----- Dataset excerpts -----
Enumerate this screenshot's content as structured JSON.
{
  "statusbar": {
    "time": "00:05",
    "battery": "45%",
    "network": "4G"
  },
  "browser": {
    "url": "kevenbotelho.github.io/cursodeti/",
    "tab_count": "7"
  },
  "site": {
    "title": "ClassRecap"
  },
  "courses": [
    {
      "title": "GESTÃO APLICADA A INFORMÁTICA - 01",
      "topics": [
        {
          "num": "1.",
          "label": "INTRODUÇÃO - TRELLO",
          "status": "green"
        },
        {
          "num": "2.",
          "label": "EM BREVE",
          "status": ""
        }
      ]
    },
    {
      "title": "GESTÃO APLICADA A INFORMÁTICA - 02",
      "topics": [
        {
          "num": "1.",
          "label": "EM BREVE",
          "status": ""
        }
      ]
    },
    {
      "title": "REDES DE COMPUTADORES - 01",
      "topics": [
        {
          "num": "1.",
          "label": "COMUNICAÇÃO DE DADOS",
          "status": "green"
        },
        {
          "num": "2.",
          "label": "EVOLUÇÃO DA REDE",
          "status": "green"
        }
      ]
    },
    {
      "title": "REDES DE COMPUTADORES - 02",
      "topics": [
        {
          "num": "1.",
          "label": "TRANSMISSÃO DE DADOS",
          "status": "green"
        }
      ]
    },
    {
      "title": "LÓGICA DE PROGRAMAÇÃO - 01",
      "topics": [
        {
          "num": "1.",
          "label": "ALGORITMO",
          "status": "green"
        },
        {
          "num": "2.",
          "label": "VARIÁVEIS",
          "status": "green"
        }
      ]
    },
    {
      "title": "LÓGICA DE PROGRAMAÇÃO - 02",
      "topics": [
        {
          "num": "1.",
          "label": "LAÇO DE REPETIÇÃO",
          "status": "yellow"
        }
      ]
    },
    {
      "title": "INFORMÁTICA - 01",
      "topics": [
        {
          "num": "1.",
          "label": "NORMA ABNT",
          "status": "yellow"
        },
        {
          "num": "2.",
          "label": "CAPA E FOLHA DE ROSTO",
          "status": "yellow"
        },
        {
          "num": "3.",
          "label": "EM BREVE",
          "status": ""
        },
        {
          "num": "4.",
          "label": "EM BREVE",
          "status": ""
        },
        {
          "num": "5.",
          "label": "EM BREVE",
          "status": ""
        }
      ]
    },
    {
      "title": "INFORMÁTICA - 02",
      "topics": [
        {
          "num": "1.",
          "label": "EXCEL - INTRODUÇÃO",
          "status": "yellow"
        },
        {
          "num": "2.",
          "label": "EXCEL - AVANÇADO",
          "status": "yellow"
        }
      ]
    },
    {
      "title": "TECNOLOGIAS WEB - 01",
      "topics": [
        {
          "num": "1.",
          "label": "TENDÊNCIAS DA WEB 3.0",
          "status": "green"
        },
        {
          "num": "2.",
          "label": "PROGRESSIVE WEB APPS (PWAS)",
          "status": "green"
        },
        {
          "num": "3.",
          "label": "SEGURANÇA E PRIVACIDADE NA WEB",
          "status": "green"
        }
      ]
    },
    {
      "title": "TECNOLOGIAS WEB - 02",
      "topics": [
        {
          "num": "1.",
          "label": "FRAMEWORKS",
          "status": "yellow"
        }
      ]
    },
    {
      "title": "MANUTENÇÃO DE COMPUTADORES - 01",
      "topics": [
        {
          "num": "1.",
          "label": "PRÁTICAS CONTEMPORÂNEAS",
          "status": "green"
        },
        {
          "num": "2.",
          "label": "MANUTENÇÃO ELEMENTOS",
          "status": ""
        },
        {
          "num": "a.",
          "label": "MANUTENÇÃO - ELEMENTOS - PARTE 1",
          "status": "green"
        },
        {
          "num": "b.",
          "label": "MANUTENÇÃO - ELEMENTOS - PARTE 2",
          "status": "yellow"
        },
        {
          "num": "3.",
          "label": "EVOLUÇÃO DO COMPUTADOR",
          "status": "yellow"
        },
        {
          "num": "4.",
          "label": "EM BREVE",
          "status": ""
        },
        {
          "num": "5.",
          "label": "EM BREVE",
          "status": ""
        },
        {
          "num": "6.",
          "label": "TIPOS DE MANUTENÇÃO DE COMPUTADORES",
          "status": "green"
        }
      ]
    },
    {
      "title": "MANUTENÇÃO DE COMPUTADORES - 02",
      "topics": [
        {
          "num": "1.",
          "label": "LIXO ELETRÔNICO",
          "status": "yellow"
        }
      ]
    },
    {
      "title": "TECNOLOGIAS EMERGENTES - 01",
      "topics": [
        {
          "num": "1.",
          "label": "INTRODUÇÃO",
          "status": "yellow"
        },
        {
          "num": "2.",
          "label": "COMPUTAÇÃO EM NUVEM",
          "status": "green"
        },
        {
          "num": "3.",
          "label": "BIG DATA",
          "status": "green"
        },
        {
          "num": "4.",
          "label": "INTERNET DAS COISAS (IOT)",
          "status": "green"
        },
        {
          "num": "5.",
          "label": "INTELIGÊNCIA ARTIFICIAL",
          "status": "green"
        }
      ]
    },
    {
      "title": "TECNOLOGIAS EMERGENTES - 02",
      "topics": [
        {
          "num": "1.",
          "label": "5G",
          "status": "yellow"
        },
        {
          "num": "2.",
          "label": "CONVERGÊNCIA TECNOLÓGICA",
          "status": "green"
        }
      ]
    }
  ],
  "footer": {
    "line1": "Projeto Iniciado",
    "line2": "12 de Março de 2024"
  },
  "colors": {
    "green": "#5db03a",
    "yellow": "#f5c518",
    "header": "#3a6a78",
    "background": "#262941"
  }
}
-----
● Exercise goal: Write out every entry again, keeping each line exactly the same.

● Answer to the exercise:
Enumerate this screenshot's content as structured JSON.
{
  "statusbar": {
    "time": "00:05",
    "battery": "45%",
    "network": "4G"
  },
  "browser": {
    "url": "kevenbotelho.github.io/cursodeti/",
    "tab_count": "7"
  },
  "site": {
    "title": "ClassRecap"
  },
  "courses": [
    {
      "title": "GESTÃO APLICADA A INFORMÁTICA - 01",
      "topics": [
        {
          "num": "1.",
          "label": "INTRODUÇÃO - TRELLO",
          "status": "green"
        },
        {
          "num": "2.",
          "label": "EM BREVE",
          "status": ""
        }
      ]
    },
    {
      "title": "GESTÃO APLICADA A INFORMÁTICA - 02",
      "topics": [
        {
          "num": "1.",
          "label": "EM BREVE",
          "status": ""
        }
      ]
    },
    {
      "title": "REDES DE COMPUTADORES - 01",
      "topics": [
        {
          "num": "1.",
          "label": "COMUNICAÇÃO DE DADOS",
          "status": "green"
        },
        {
          "num": "2.",
          "label": "EVOLUÇÃO DA REDE",
          "status": "green"
        }
      ]
    },
    {
      "title": "REDES DE COMPUTADORES - 02",
      "topics": [
        {
          "num": "1.",
          "label": "TRANSMISSÃO DE DADOS",
          "status": "green"
        }
      ]
    },
    {
      "title": "LÓGICA DE PROGRAMAÇÃO - 01",
      "topics": [
        {
          "num": "1.",
          "label": "ALGORITMO",
          "status": "green"
        },
        {
          "num": "2.",
          "label": "VARIÁVEIS",
          "status": "green"
        }
      ]
    },
    {
      "title": "LÓGICA DE PROGRAMAÇÃO - 02",
      "topics": [
        {
          "num": "1.",
          "label": "LAÇO DE REPETIÇÃO",
          "status": "yellow"
        }
      ]
    },
    {
      "title": "INFORMÁTICA - 01",
      "topics": [
        {
          "num": "1.",
          "label": "NORMA ABNT",
          "status": "yellow"
        },
        {
          "num": "2.",
          "label": "CAPA E FOLHA DE ROSTO",
          "status": "yellow"
        },
        {
          "num": "3.",
          "label": "EM BREVE",
          "status": ""
        },
        {
          "num": "4.",
          "label": "EM BREVE",
          "status": ""
        },
        {
          "num": "5.",
          "label": "EM BREVE",
          "status": ""
        }
      ]
    },
    {
      "title": "INFORMÁTICA - 02",
      "topics": [
        {
          "num": "1.",
          "label": "EXCEL - INTRODUÇÃO",
          "status": "yellow"
        },
        {
          "num": "2.",
          "label": "EXCEL - AVANÇADO",
          "status": "yellow"
        }
      ]
    },
    {
      "title": "TECNOLOGIAS WEB - 01",
      "topics": [
        {
          "num": "1.",
          "label": "TENDÊNCIAS DA WEB 3.0",
          "status": "green"
        },
        {
          "num": "2.",
          "label": "PROGRESSIVE WEB APPS (PWAS)",
          "status": "green"
        },
        {
          "num": "3.",
          "label": "SEGURANÇA E PRIVACIDADE NA WEB",
          "status": "green"
        }
      ]
    },
    {
      "title": "TECNOLOGIAS WEB - 02",
      "topics": [
        {
          "num": "1.",
          "label": "FRAMEWORKS",
          "status": "yellow"
        }
      ]
    },
    {
      "title": "MANUTENÇÃO DE COMPUTADORES - 01",
      "topics": [
        {
          "num": "1.",
          "label": "PRÁTICAS CONTEMPORÂNEAS",
          "status": "green"
        },
        {
          "num": "2.",
          "label": "MANUTENÇÃO ELEMENTOS",
          "status": ""
        },
        {
          "num": "a.",
          "label": "MANUTENÇÃO - ELEMENTOS - PARTE 1",
          "status": "green"
        },
        {
          "num": "b.",
          "label": "MANUTENÇÃO - ELEMENTOS - PARTE 2",
          "status": "yellow"
        },
        {
          "num": "3.",
          "label": "EVOLUÇÃO DO COMPUTADOR",
          "status": "yellow"
        },
        {
          "num": "4.",
          "label": "EM BREVE",
          "status": ""
        },
        {
          "num": "5.",
          "label": "EM BREVE",
          "status": ""
        },
        {
          "num": "6.",
          "label": "TIPOS DE MANUTENÇÃO DE COMPUTADORES",
          "status": "green"
        }
      ]
    },
    {
      "title": "MANUTENÇÃO DE COMPUTADORES - 02",
      "topics": [
        {
          "num": "1.",
          "label": "LIXO ELETRÔNICO",
          "status": "yellow"
        }
      ]
    },
    {
      "title": "TECNOLOGIAS EMERGENTES - 01",
      "topics": [
        {
          "num": "1.",
          "label": "INTRODUÇÃO",
          "status": "yellow"
        },
        {
          "num": "2.",
          "label": "COMPUTAÇÃO EM NUVEM",
          "status": "green"
        },
        {
          "num": "3.",
          "label": "BIG DATA",
          "status": "green"
        },
        {
          "num": "4.",
          "label": "INTERNET DAS COISAS (IOT)",
          "status": "green"
        },
        {
          "num": "5.",
          "label": "INTELIGÊNCIA ARTIFICIAL",
          "status": "green"
        }
      ]
    },
    {
      "title": "TECNOLOGIAS EMERGENTES - 02",
      "topics": [
        {
          "num": "1.",
          "label": "5G",
          "status": "yellow"
        },
        {
          "num": "2.",
          "label": "CONVERGÊNCIA TECNOLÓGICA",
          "status": "green"
        }
      ]
    }
  ],
  "footer": {
    "line1": "Projeto Iniciado",
    "line2": "12 de Março de 2024"
  },
  "colors": {
    "green": "#5db03a",
    "yellow": "#f5c518",
    "header": "#3a6a78",
    "background": "#262941"
  }
}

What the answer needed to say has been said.